### What is being asked
From the listing below, extract every line in which the word "paragraph" appears.

[BEGIN Data for this exercise]

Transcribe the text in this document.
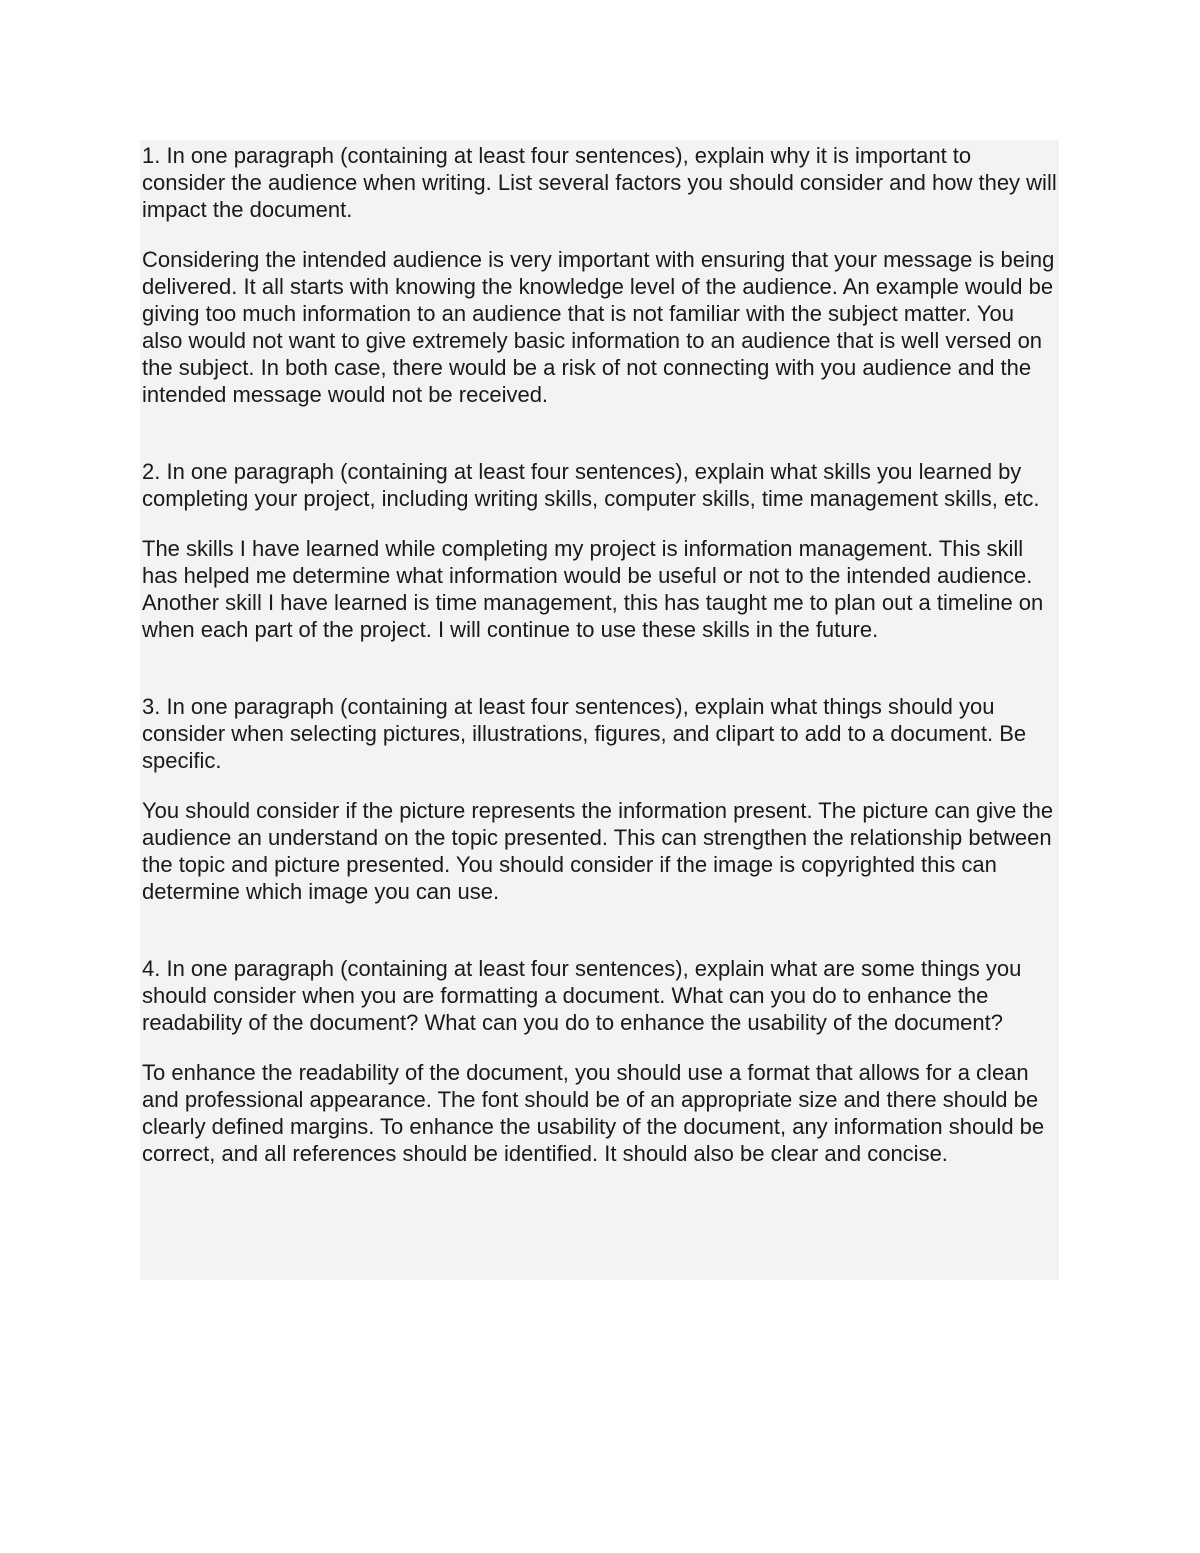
1. In one paragraph (containing at least four sentences), explain why it is important to consider the audience when writing. List several factors you should consider and how they will impact the document.

Considering the intended audience is very important with ensuring that your message is being delivered. It all starts with knowing the knowledge level of the audience. An example would be giving too much information to an audience that is not familiar with the subject matter. You also would not want to give extremely basic information to an audience that is well versed on the subject. In both case, there would be a risk of not connecting with you audience and the intended message would not be received.

2. In one paragraph (containing at least four sentences), explain what skills you learned by completing your project, including writing skills, computer skills, time management skills, etc.

The skills I have learned while completing my project is information management. This skill has helped me determine what information would be useful or not to the intended audience. Another skill I have learned is time management, this has taught me to plan out a timeline on when each part of the project. I will continue to use these skills in the future.

3. In one paragraph (containing at least four sentences), explain what things should you consider when selecting pictures, illustrations, figures, and clipart to add to a document. Be specific.

You should consider if the picture represents the information present. The picture can give the audience an understand on the topic presented. This can strengthen the relationship between the topic and picture presented. You should consider if the image is copyrighted this can determine which image you can use.

4. In one paragraph (containing at least four sentences), explain what are some things you should consider when you are formatting a document. What can you do to enhance the readability of the document? What can you do to enhance the usability of the document?

To enhance the readability of the document, you should use a format that allows for a clean and professional appearance. The font should be of an appropriate size and there should be clearly defined margins. To enhance the usability of the document, any information should be correct, and all references should be identified. It should also be clear and concise.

[END Data for this exercise]

### Task result
1. In one paragraph (containing at least four sentences), explain why it is important to consider the audience when writing. List several factors you should consider and how they will impact the document.
2. In one paragraph (containing at least four sentences), explain what skills you learned by completing your project, including writing skills, computer skills, time management skills, etc.
3. In one paragraph (containing at least four sentences), explain what things should you consider when selecting pictures, illustrations, figures, and clipart to add to a document. Be specific.
4. In one paragraph (containing at least four sentences), explain what are some things you should consider when you are formatting a document. What can you do to enhance the readability of the document? What can you do to enhance the usability of the document?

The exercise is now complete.